__Record list__:
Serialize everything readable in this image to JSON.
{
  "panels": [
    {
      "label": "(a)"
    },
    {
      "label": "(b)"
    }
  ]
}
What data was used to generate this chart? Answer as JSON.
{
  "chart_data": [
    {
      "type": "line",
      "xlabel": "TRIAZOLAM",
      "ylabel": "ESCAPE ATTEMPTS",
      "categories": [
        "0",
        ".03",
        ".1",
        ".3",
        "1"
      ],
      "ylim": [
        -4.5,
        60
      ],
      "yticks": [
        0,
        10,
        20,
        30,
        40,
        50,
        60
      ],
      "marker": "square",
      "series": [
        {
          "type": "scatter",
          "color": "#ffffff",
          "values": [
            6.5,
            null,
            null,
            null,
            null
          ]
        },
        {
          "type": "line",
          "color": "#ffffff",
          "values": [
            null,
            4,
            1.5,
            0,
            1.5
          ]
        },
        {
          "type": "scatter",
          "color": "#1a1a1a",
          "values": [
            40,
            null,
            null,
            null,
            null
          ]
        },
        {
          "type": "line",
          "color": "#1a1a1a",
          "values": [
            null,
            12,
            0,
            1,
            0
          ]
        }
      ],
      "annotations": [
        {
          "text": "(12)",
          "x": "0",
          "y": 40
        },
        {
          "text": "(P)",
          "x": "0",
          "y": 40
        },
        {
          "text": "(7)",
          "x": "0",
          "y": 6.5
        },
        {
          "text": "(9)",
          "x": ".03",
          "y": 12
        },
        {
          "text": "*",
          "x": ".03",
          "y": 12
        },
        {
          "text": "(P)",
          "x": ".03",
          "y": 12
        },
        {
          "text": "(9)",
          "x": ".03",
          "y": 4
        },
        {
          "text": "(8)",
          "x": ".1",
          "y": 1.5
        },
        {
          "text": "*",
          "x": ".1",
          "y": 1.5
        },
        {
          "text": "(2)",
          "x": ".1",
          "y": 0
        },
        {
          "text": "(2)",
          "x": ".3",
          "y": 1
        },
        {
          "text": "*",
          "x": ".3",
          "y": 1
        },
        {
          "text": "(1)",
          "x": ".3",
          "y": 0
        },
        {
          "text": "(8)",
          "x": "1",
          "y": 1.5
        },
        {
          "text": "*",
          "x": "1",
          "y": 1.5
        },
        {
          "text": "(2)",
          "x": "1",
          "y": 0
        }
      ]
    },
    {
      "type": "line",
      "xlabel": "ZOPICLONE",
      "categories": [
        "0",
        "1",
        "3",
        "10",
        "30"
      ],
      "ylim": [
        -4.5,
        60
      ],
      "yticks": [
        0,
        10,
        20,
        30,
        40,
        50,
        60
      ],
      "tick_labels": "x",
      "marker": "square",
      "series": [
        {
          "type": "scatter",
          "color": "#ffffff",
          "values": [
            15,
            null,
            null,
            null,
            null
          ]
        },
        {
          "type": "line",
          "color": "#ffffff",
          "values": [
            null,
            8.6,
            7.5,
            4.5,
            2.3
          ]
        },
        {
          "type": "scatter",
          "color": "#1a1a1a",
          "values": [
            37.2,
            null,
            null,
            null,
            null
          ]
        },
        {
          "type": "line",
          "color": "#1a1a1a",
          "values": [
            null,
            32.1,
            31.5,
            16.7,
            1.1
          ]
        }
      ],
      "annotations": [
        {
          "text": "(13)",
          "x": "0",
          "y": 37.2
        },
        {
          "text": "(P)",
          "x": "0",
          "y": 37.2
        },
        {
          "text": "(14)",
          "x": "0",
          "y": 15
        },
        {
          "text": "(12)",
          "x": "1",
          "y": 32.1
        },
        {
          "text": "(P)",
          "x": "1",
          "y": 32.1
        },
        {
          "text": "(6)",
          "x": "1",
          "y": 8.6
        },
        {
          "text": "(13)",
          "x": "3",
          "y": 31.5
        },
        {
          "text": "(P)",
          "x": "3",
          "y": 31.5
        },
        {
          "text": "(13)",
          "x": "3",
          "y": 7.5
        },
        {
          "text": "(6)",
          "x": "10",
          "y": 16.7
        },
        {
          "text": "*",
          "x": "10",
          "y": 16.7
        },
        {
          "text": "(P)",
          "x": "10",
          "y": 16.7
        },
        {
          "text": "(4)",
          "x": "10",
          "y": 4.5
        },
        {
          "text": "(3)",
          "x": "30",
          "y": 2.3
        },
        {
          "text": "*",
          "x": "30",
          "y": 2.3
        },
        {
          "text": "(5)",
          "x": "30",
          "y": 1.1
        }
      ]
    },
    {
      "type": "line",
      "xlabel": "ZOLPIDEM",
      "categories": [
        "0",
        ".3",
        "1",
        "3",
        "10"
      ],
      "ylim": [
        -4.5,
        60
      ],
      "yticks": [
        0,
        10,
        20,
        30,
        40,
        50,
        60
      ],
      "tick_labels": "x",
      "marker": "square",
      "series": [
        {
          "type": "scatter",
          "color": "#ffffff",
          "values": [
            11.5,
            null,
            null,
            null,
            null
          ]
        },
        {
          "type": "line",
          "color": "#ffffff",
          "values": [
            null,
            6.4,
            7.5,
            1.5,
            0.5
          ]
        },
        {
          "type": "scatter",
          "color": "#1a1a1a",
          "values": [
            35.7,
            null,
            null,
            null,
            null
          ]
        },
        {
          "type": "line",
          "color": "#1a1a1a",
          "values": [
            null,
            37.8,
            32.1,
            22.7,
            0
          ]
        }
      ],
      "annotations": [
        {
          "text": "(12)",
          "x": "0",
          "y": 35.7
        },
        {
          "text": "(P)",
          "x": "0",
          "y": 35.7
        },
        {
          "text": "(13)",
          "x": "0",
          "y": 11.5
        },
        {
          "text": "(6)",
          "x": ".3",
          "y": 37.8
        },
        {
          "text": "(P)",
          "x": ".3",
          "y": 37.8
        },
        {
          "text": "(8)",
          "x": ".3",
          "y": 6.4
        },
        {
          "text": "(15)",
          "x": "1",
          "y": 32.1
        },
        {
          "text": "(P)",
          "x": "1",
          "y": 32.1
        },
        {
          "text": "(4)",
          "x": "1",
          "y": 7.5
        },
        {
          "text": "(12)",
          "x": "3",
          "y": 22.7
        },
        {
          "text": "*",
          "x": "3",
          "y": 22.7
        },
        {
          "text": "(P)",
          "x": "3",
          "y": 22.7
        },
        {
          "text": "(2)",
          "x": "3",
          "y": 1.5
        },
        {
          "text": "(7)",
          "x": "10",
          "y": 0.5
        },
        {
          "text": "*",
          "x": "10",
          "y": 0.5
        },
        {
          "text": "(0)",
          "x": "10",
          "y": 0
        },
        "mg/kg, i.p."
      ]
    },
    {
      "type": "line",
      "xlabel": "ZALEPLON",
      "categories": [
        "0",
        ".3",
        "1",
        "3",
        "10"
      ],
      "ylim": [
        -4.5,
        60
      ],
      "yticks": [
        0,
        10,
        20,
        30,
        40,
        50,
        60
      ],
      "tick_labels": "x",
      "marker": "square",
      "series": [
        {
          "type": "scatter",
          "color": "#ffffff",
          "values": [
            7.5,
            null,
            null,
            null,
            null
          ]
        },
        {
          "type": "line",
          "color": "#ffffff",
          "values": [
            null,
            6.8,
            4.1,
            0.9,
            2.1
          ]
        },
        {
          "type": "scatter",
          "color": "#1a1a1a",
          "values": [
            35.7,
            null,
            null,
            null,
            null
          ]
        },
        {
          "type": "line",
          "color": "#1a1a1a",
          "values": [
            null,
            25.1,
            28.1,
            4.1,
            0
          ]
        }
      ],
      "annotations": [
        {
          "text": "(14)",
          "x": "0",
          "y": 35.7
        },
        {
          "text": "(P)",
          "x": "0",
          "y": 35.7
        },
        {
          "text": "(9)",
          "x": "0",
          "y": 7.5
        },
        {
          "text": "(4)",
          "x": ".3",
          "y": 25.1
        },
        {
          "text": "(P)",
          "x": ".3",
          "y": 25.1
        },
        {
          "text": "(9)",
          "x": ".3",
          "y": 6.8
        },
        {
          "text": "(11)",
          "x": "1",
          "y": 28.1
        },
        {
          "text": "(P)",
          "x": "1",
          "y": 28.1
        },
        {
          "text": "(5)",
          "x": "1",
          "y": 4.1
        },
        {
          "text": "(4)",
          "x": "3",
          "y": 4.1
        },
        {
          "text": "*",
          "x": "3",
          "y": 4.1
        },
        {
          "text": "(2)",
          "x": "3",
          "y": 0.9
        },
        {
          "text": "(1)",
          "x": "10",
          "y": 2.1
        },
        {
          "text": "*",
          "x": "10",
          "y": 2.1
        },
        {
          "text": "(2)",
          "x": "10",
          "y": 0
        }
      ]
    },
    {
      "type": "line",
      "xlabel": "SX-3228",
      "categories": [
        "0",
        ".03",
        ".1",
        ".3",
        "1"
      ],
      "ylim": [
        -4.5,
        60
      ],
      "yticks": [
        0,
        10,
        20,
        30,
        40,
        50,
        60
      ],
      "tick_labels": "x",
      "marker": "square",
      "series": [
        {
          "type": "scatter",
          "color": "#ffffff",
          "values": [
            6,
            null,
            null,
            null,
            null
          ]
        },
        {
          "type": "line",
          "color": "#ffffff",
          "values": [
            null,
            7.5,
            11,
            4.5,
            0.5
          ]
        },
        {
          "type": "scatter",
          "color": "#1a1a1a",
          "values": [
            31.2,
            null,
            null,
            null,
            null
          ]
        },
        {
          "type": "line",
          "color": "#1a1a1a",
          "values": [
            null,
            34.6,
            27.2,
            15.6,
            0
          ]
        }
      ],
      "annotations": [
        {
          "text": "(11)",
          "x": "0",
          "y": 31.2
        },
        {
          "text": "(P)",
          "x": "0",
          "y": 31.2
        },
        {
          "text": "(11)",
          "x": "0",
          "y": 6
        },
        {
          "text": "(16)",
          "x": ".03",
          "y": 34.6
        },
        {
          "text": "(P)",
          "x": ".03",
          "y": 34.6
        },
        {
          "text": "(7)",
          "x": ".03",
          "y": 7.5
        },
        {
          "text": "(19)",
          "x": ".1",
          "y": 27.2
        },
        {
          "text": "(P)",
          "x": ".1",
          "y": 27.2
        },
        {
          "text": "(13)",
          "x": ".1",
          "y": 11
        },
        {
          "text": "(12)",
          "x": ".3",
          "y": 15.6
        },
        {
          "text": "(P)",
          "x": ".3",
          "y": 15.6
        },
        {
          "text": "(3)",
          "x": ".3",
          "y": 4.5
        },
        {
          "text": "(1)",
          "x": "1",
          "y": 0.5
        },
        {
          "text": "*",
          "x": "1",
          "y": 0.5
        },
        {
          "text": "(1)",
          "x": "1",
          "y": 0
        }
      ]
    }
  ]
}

__Directive__: Lines of the material that contain the word "JSON" are to be gathered.

__Solution__:
Serialize everything readable in this image to JSON.
What data was used to generate this chart? Answer as JSON.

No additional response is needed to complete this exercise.